START Data for processing
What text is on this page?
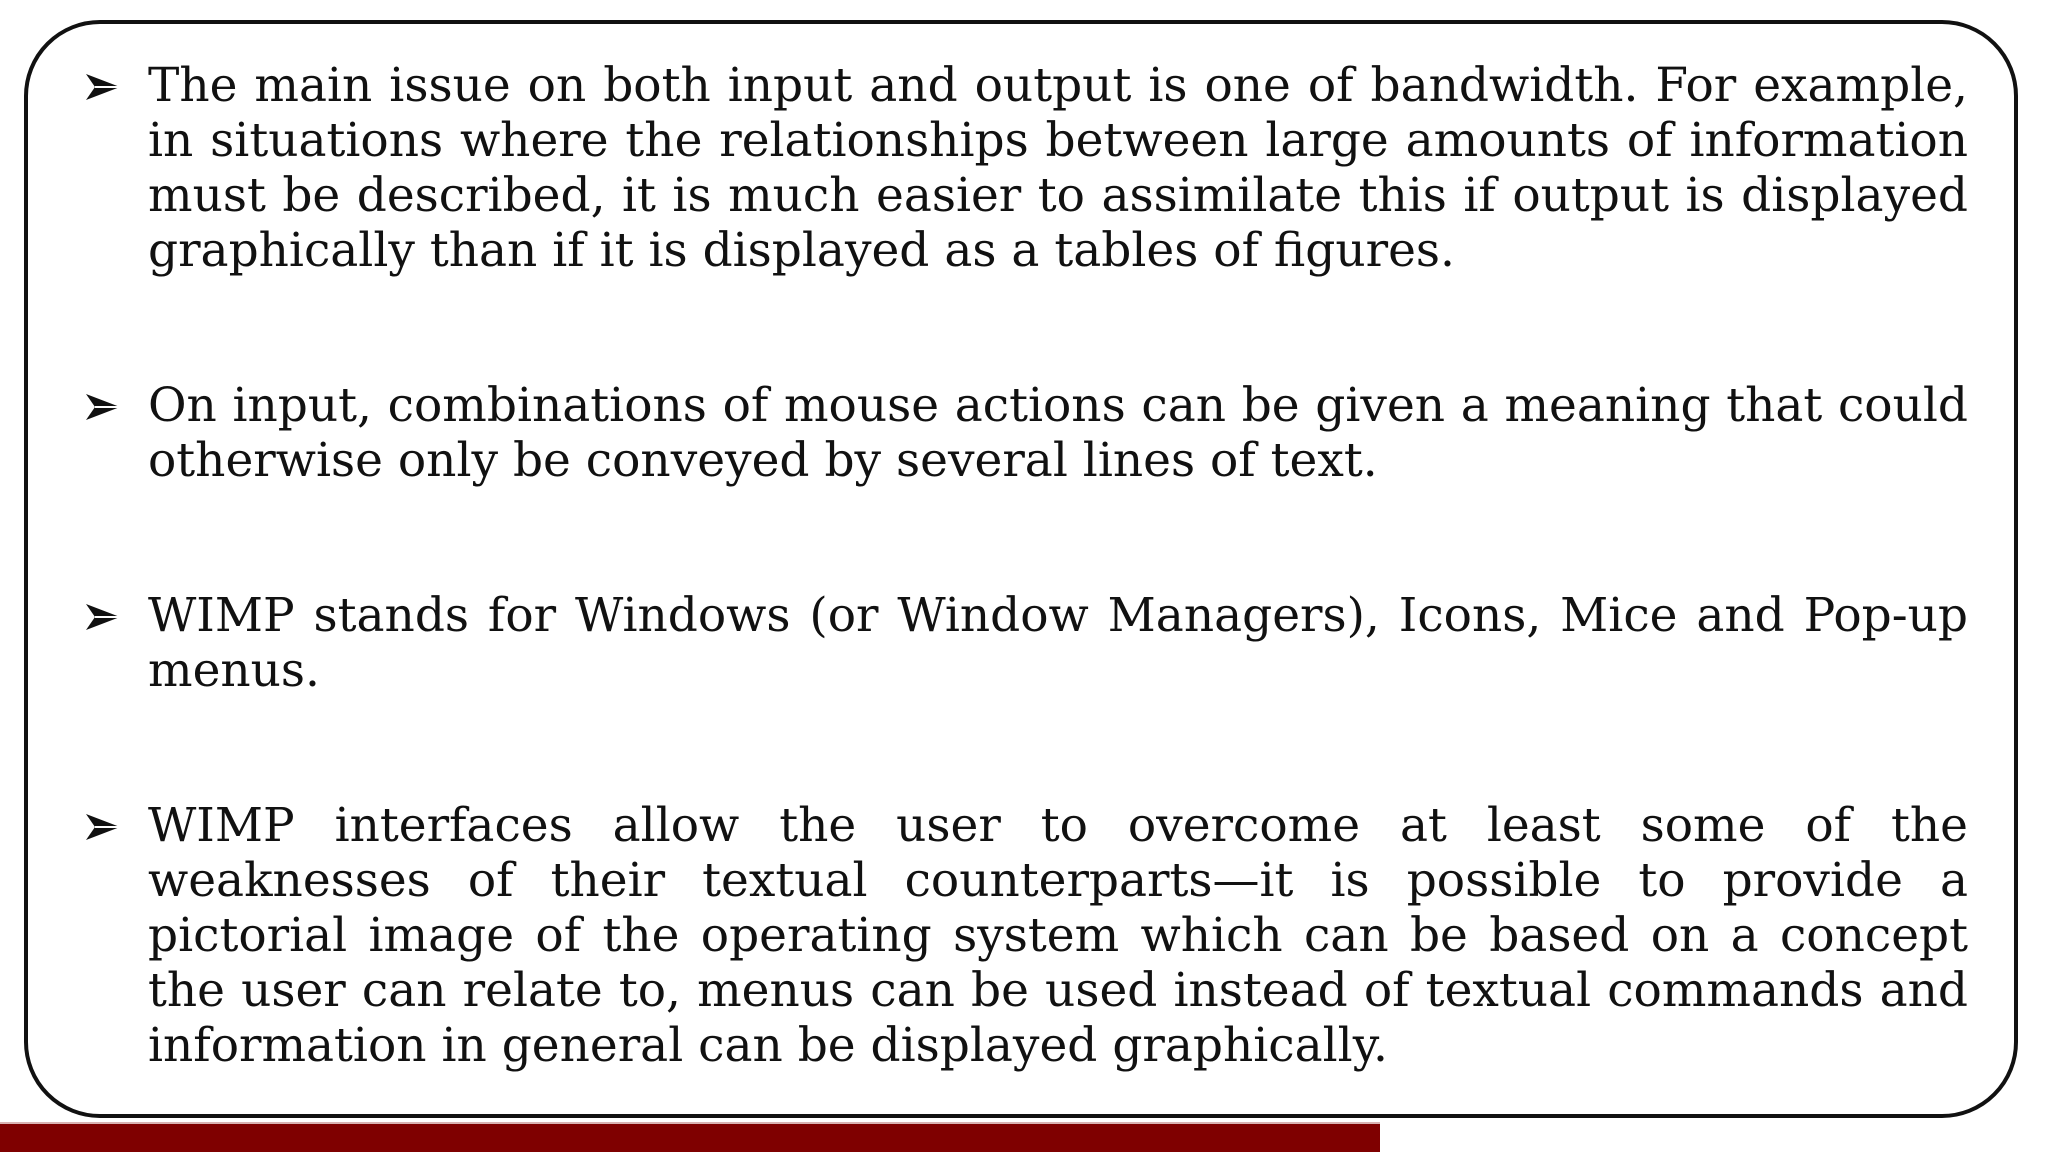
The main issue on both input and output is one of bandwidth. For example, in situations where the relationships between large amounts of information must be described, it is much easier to assimilate this if output is displayed graphically than if it is displayed as a tables of figures.
On input, combinations of mouse actions can be given a meaning that could otherwise only be conveyed by several lines of text.
WIMP stands for Windows (or Window Managers), Icons, Mice and Pop-up menus.
WIMP interfaces allow the user to overcome at least some of the weaknesses of their textual counterparts—it is possible to provide a pictorial image of the operating system which can be based on a concept the user can relate to, menus can be used instead of textual commands and information in general can be displayed graphically.
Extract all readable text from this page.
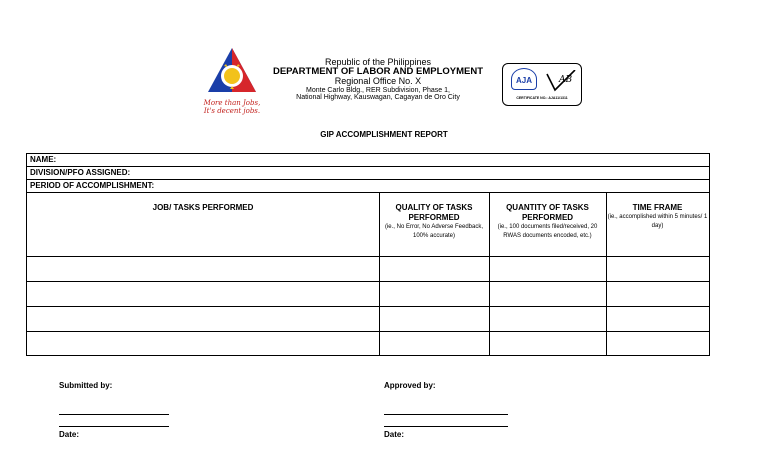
More than Jobs,
It's decent jobs.
Republic of the Philippines
DEPARTMENT OF LABOR AND EMPLOYMENT
Regional Office No. X
Monte Carlo Bldg., RER Subdivision, Phase 1,
National Highway, Kauswagan, Cagayan de Oro City
AJA	AB
CERTIFICATE NO.: AJA11/1311
GIP ACCOMPLISHMENT REPORT
NAME:
DIVISION/PFO ASSIGNED:
PERIOD OF ACCOMPLISHMENT:
JOB/ TASKS PERFORMED	QUALITY OF TASKS PERFORMED
(ie., No Error, No Adverse Feedback, 100% accurate)
QUANTITY OF TASKS PERFORMED
(ie., 100 documents filed/received, 20 RWAS documents encoded, etc.)
TIME FRAME
(ie., accomplished within 5 minutes/ 1 day)
Submitted by:
Date:
Approved by:
Date:
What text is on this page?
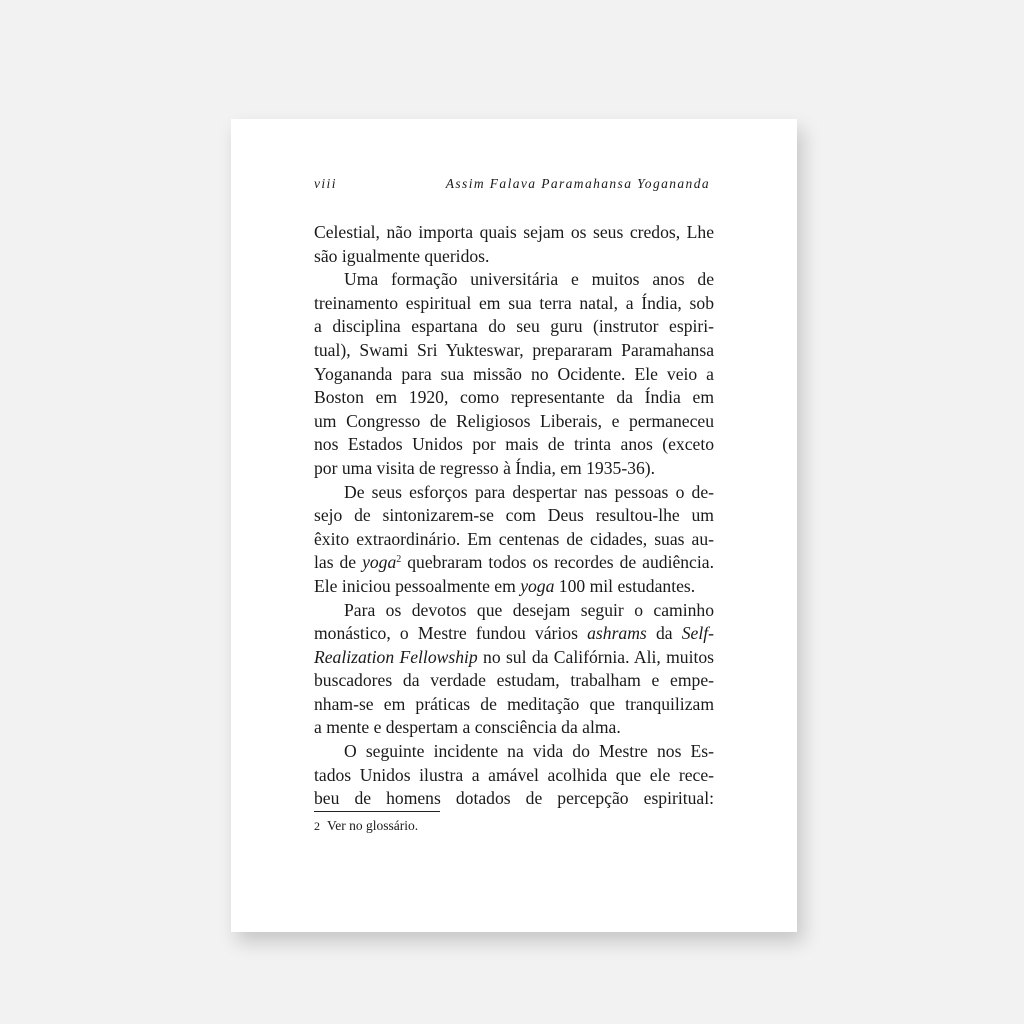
viii	Assim Falava Paramahansa Yogananda
Celestial, não importa quais sejam os seus credos, Lhe
são igualmente queridos.
Uma formação universitária e muitos anos de
treinamento espiritual em sua terra natal, a Índia, sob
a disciplina espartana do seu guru (instrutor espiri-
tual), Swami Sri Yukteswar, prepararam Paramahansa
Yogananda para sua missão no Ocidente. Ele veio a
Boston em 1920, como representante da Índia em
um Congresso de Religiosos Liberais, e permaneceu
nos Estados Unidos por mais de trinta anos (exceto
por uma visita de regresso à Índia, em 1935-36).
De seus esforços para despertar nas pessoas o de-
sejo de sintonizarem-se com Deus resultou-lhe um
êxito extraordinário. Em centenas de cidades, suas au-
las de yoga$^2$ quebraram todos os recordes de audiência.
Ele iniciou pessoalmente em yoga 100 mil estudantes.
Para os devotos que desejam seguir o caminho
monástico, o Mestre fundou vários ashrams da Self-
Realization Fellowship no sul da Califórnia. Ali, muitos
buscadores da verdade estudam, trabalham e empe-
nham-se em práticas de meditação que tranquilizam
a mente e despertam a consciência da alma.
O seguinte incidente na vida do Mestre nos Es-
tados Unidos ilustra a amável acolhida que ele rece-
beu de homens dotados de percepção espiritual:
2 Ver no glossário.
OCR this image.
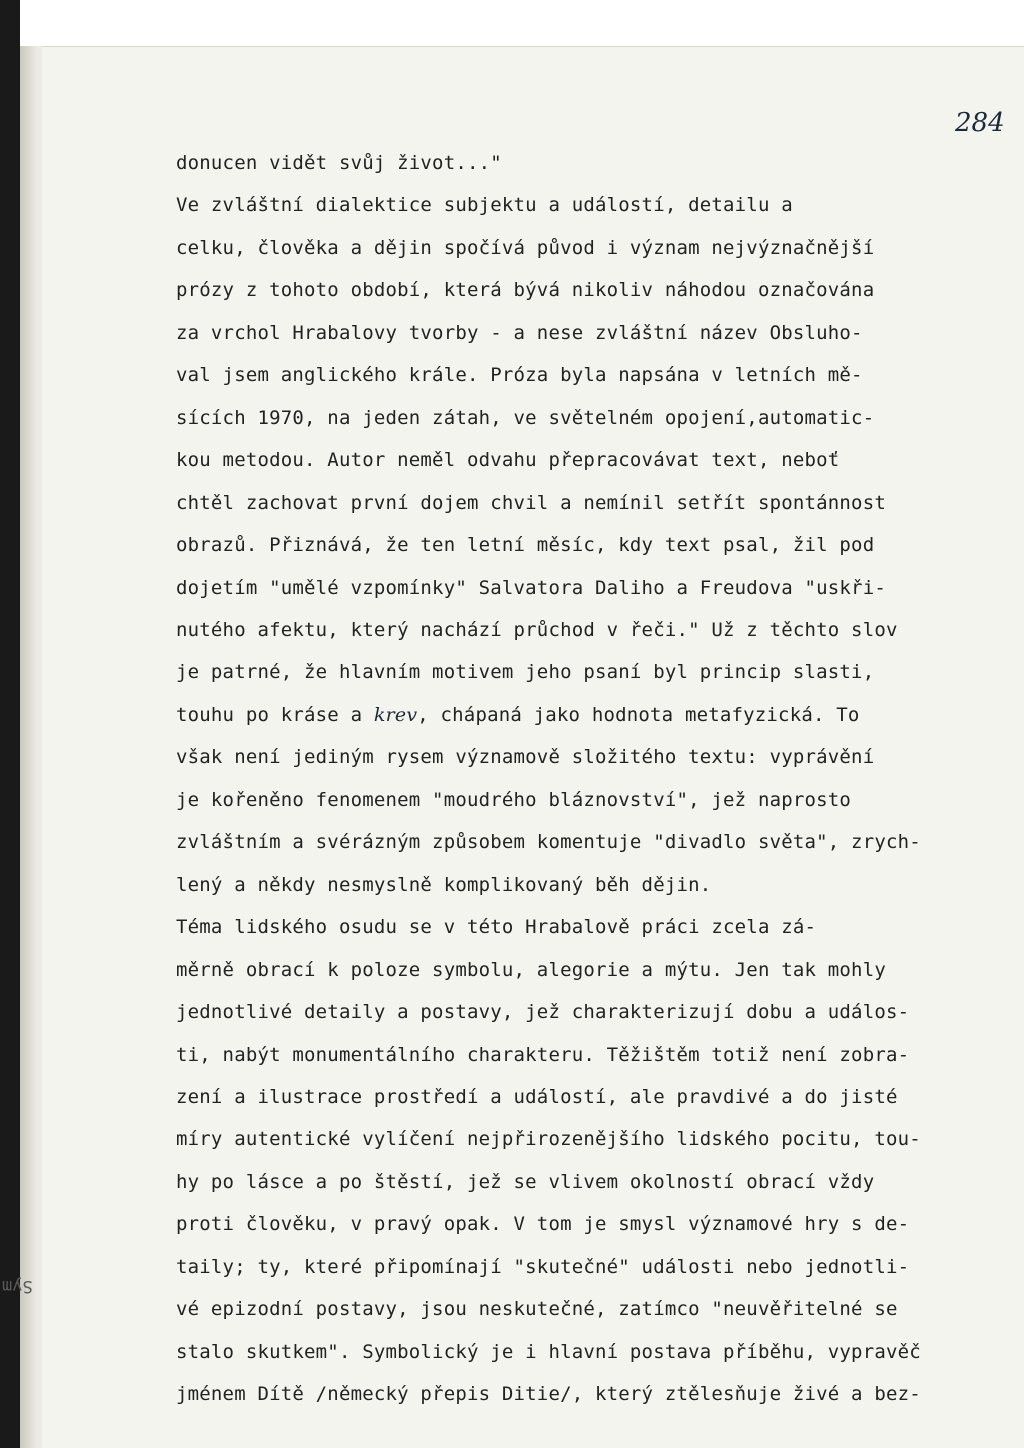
284
Sym
donucen vidět svůj život..."
Ve zvláštní dialektice subjektu a událostí, detailu a
celku, člověka a dějin spočívá původ i význam nejvýznačnější
prózy z tohoto období, která bývá nikoliv náhodou označována
za vrchol Hrabalovy tvorby - a nese zvláštní název Obsluho-
val jsem anglického krále. Próza byla napsána v letních mě-
sících 1970, na jeden zátah, ve světelném opojení,automatic-
kou metodou. Autor neměl odvahu přepracovávat text, neboť
chtěl zachovat první dojem chvil a nemínil setřít spontánnost
obrazů. Přiznává, že ten letní měsíc, kdy text psal, žil pod
dojetím "umělé vzpomínky" Salvatora Daliho a Freudova "uskři-
nutého afektu, který nachází průchod v řeči." Už z těchto slov
je patrné, že hlavním motivem jeho psaní byl princip slasti,
touhu po kráse a krev, chápaná jako hodnota metafyzická. To
však není jediným rysem významově složitého textu: vyprávění
je kořeněno fenomenem "moudrého bláznovství", jež naprosto
zvláštním a svérázným způsobem komentuje "divadlo světa", zrych-
lený a někdy nesmyslně komplikovaný běh dějin.
Téma lidského osudu se v této Hrabalově práci zcela zá-
měrně obrací k poloze symbolu, alegorie a mýtu. Jen tak mohly
jednotlivé detaily a postavy, jež charakterizují dobu a událos-
ti, nabýt monumentálního charakteru. Těžištěm totiž není zobra-
zení a ilustrace prostředí a událostí, ale pravdivé a do jisté
míry autentické vylíčení nejpřirozenějšího lidského pocitu, tou-
hy po lásce a po štěstí, jež se vlivem okolností obrací vždy
proti člověku, v pravý opak. V tom je smysl významové hry s de-
taily; ty, které připomínají "skutečné" události nebo jednotli-
vé epizodní postavy, jsou neskutečné, zatímco "neuvěřitelné se
stalo skutkem". Symbolický je i hlavní postava příběhu, vypravěč
jménem Dítě /německý přepis Ditie/, který ztělesňuje živé a bez-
END Data for processing
**Instruction**
Each record above is to be restated exactly, with its pictures removed from the copy.

**Response to this exercise**
What text is on this page?
The main issue on both input and output is one of bandwidth. For example, in situations where the relationships between large amounts of information must be described, it is much easier to assimilate this if output is displayed graphically than if it is displayed as a tables of figures.
On input, combinations of mouse actions can be given a meaning that could otherwise only be conveyed by several lines of text.
WIMP stands for Windows (or Window Managers), Icons, Mice and Pop-up menus.
WIMP interfaces allow the user to overcome at least some of the weaknesses of their textual counterparts—it is possible to provide a pictorial image of the operating system which can be based on a concept the user can relate to, menus can be used instead of textual commands and information in general can be displayed graphically.
Extract all readable text from this page.
More than Jobs,
It's decent jobs.
Republic of the Philippines
DEPARTMENT OF LABOR AND EMPLOYMENT
Regional Office No. X
Monte Carlo Bldg., RER Subdivision, Phase 1,
National Highway, Kauswagan, Cagayan de Oro City
AJA	AB
CERTIFICATE NO.: AJA11/1311
GIP ACCOMPLISHMENT REPORT
NAME:
DIVISION/PFO ASSIGNED:
PERIOD OF ACCOMPLISHMENT:
JOB/ TASKS PERFORMED	QUALITY OF TASKS PERFORMED
(ie., No Error, No Adverse Feedback, 100% accurate)
QUANTITY OF TASKS PERFORMED
(ie., 100 documents filed/received, 20 RWAS documents encoded, etc.)
TIME FRAME
(ie., accomplished within 5 minutes/ 1 day)
Submitted by:
Date:
Approved by:
Date:
What text is on this page?
viii	Assim Falava Paramahansa Yogananda
Celestial, não importa quais sejam os seus credos, Lhe
são igualmente queridos.
Uma formação universitária e muitos anos de
treinamento espiritual em sua terra natal, a Índia, sob
a disciplina espartana do seu guru (instrutor espiri-
tual), Swami Sri Yukteswar, prepararam Paramahansa
Yogananda para sua missão no Ocidente. Ele veio a
Boston em 1920, como representante da Índia em
um Congresso de Religiosos Liberais, e permaneceu
nos Estados Unidos por mais de trinta anos (exceto
por uma visita de regresso à Índia, em 1935-36).
De seus esforços para despertar nas pessoas o de-
sejo de sintonizarem-se com Deus resultou-lhe um
êxito extraordinário. Em centenas de cidades, suas au-
las de yoga$^2$ quebraram todos os recordes de audiência.
Ele iniciou pessoalmente em yoga 100 mil estudantes.
Para os devotos que desejam seguir o caminho
monástico, o Mestre fundou vários ashrams da Self-
Realization Fellowship no sul da Califórnia. Ali, muitos
buscadores da verdade estudam, trabalham e empe-
nham-se em práticas de meditação que tranquilizam
a mente e despertam a consciência da alma.
O seguinte incidente na vida do Mestre nos Es-
tados Unidos ilustra a amável acolhida que ele rece-
beu de homens dotados de percepção espiritual:
2 Ver no glossário.
OCR this image.
284
Sym
donucen vidět svůj život..."
Ve zvláštní dialektice subjektu a událostí, detailu a
celku, člověka a dějin spočívá původ i význam nejvýznačnější
prózy z tohoto období, která bývá nikoliv náhodou označována
za vrchol Hrabalovy tvorby - a nese zvláštní název Obsluho-
val jsem anglického krále. Próza byla napsána v letních mě-
sících 1970, na jeden zátah, ve světelném opojení,automatic-
kou metodou. Autor neměl odvahu přepracovávat text, neboť
chtěl zachovat první dojem chvil a nemínil setřít spontánnost
obrazů. Přiznává, že ten letní měsíc, kdy text psal, žil pod
dojetím "umělé vzpomínky" Salvatora Daliho a Freudova "uskři-
nutého afektu, který nachází průchod v řeči." Už z těchto slov
je patrné, že hlavním motivem jeho psaní byl princip slasti,
touhu po kráse a krev, chápaná jako hodnota metafyzická. To
však není jediným rysem významově složitého textu: vyprávění
je kořeněno fenomenem "moudrého bláznovství", jež naprosto
zvláštním a svérázným způsobem komentuje "divadlo světa", zrych-
lený a někdy nesmyslně komplikovaný běh dějin.
Téma lidského osudu se v této Hrabalově práci zcela zá-
měrně obrací k poloze symbolu, alegorie a mýtu. Jen tak mohly
jednotlivé detaily a postavy, jež charakterizují dobu a událos-
ti, nabýt monumentálního charakteru. Těžištěm totiž není zobra-
zení a ilustrace prostředí a událostí, ale pravdivé a do jisté
míry autentické vylíčení nejpřirozenějšího lidského pocitu, tou-
hy po lásce a po štěstí, jež se vlivem okolností obrací vždy
proti člověku, v pravý opak. V tom je smysl významové hry s de-
taily; ty, které připomínají "skutečné" události nebo jednotli-
vé epizodní postavy, jsou neskutečné, zatímco "neuvěřitelné se
stalo skutkem". Symbolický je i hlavní postava příběhu, vypravěč
jménem Dítě /německý přepis Ditie/, který ztělesňuje živé a bez-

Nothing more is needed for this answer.